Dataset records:
• • • • •
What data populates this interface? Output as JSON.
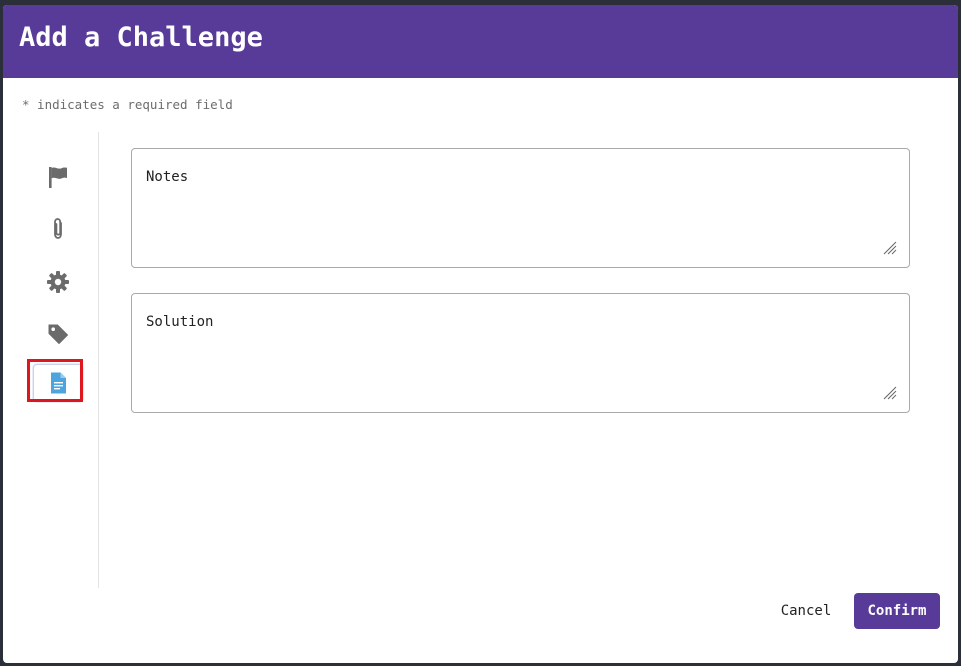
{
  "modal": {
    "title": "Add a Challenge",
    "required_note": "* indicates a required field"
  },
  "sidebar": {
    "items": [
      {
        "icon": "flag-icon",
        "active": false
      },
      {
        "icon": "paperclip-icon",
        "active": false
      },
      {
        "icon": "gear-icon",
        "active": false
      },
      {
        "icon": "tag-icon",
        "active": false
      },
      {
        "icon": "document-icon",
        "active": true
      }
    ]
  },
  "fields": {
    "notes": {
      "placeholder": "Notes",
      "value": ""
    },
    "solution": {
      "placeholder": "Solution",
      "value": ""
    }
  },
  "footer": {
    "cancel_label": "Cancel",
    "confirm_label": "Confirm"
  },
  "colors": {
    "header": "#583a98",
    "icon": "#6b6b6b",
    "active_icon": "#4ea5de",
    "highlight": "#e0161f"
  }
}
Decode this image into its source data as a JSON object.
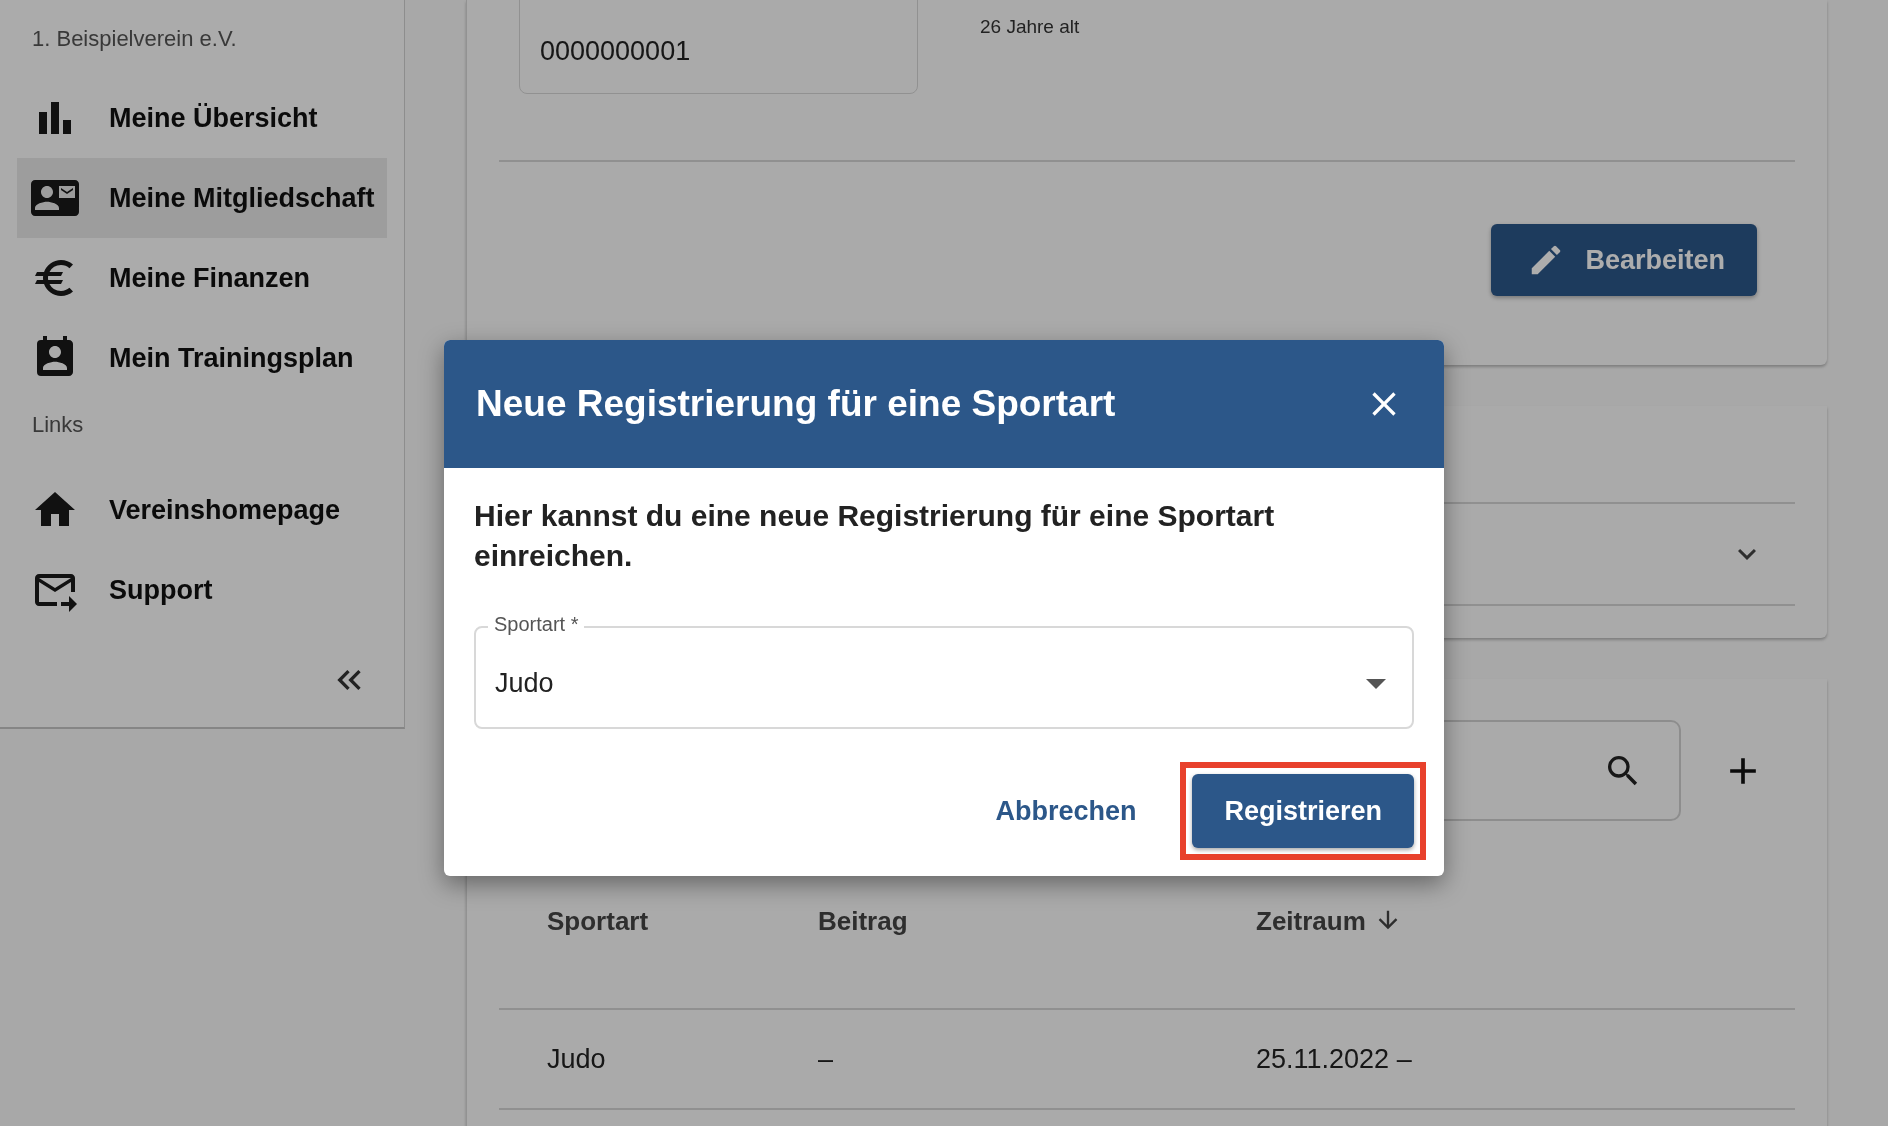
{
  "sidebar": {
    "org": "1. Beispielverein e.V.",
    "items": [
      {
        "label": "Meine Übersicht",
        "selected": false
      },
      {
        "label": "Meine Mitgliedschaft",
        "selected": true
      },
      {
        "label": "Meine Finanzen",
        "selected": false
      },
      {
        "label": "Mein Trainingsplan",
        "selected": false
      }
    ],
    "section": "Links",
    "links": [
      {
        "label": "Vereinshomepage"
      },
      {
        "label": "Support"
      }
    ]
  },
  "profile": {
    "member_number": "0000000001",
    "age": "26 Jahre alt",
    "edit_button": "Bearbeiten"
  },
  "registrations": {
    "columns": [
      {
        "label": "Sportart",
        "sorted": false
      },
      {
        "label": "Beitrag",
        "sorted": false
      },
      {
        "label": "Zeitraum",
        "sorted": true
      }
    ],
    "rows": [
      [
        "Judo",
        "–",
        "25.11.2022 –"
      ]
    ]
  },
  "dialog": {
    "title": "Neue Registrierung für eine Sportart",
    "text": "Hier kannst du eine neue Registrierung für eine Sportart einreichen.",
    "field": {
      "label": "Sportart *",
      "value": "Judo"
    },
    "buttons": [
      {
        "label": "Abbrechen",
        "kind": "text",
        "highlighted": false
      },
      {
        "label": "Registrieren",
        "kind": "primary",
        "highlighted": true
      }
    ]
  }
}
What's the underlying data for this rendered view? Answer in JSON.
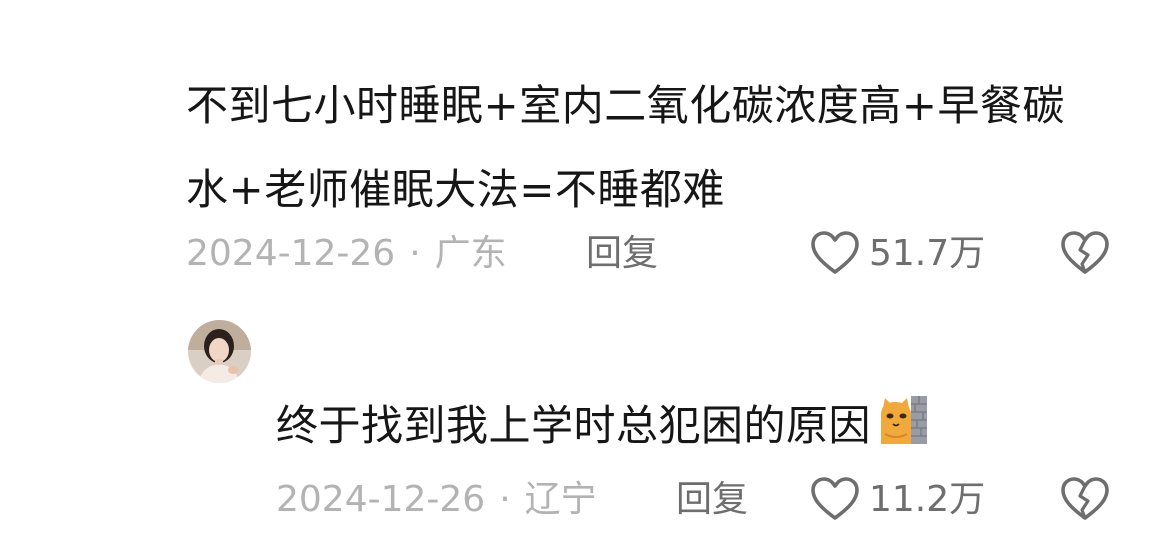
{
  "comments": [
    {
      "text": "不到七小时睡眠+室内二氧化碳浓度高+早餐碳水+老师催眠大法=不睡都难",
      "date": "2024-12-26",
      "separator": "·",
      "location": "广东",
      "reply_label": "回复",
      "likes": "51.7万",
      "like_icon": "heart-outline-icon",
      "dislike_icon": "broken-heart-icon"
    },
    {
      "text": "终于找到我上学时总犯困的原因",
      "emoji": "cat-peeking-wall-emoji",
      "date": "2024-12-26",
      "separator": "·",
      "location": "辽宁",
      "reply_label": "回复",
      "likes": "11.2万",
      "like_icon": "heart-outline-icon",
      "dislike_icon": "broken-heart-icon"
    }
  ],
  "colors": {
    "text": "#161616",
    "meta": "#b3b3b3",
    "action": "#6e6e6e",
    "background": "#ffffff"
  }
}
• • • • •
Each line in the records above should be reproduced exactly; images are not copied.

*FINISHED TASK*
What data populates this interface? Output as JSON.
{
  "modal": {
    "title": "Add a Challenge",
    "required_note": "* indicates a required field"
  },
  "sidebar": {
    "items": [
      {
        "icon": "flag-icon",
        "active": false
      },
      {
        "icon": "paperclip-icon",
        "active": false
      },
      {
        "icon": "gear-icon",
        "active": false
      },
      {
        "icon": "tag-icon",
        "active": false
      },
      {
        "icon": "document-icon",
        "active": true
      }
    ]
  },
  "fields": {
    "notes": {
      "placeholder": "Notes",
      "value": ""
    },
    "solution": {
      "placeholder": "Solution",
      "value": ""
    }
  },
  "footer": {
    "cancel_label": "Cancel",
    "confirm_label": "Confirm"
  },
  "colors": {
    "header": "#583a98",
    "icon": "#6b6b6b",
    "active_icon": "#4ea5de",
    "highlight": "#e0161f"
  }
}
Decode this image into its source data as a JSON object.
{
  "sidebar": {
    "org": "1. Beispielverein e.V.",
    "items": [
      {
        "label": "Meine Übersicht",
        "selected": false
      },
      {
        "label": "Meine Mitgliedschaft",
        "selected": true
      },
      {
        "label": "Meine Finanzen",
        "selected": false
      },
      {
        "label": "Mein Trainingsplan",
        "selected": false
      }
    ],
    "section": "Links",
    "links": [
      {
        "label": "Vereinshomepage"
      },
      {
        "label": "Support"
      }
    ]
  },
  "profile": {
    "member_number": "0000000001",
    "age": "26 Jahre alt",
    "edit_button": "Bearbeiten"
  },
  "registrations": {
    "columns": [
      {
        "label": "Sportart",
        "sorted": false
      },
      {
        "label": "Beitrag",
        "sorted": false
      },
      {
        "label": "Zeitraum",
        "sorted": true
      }
    ],
    "rows": [
      [
        "Judo",
        "–",
        "25.11.2022 –"
      ]
    ]
  },
  "dialog": {
    "title": "Neue Registrierung für eine Sportart",
    "text": "Hier kannst du eine neue Registrierung für eine Sportart einreichen.",
    "field": {
      "label": "Sportart *",
      "value": "Judo"
    },
    "buttons": [
      {
        "label": "Abbrechen",
        "kind": "text",
        "highlighted": false
      },
      {
        "label": "Registrieren",
        "kind": "primary",
        "highlighted": true
      }
    ]
  }
}
What's the underlying data for this rendered view? Answer in JSON.
{
  "comments": [
    {
      "text": "不到七小时睡眠+室内二氧化碳浓度高+早餐碳水+老师催眠大法=不睡都难",
      "date": "2024-12-26",
      "separator": "·",
      "location": "广东",
      "reply_label": "回复",
      "likes": "51.7万",
      "like_icon": "heart-outline-icon",
      "dislike_icon": "broken-heart-icon"
    },
    {
      "text": "终于找到我上学时总犯困的原因",
      "emoji": "cat-peeking-wall-emoji",
      "date": "2024-12-26",
      "separator": "·",
      "location": "辽宁",
      "reply_label": "回复",
      "likes": "11.2万",
      "like_icon": "heart-outline-icon",
      "dislike_icon": "broken-heart-icon"
    }
  ],
  "colors": {
    "text": "#161616",
    "meta": "#b3b3b3",
    "action": "#6e6e6e",
    "background": "#ffffff"
  }
}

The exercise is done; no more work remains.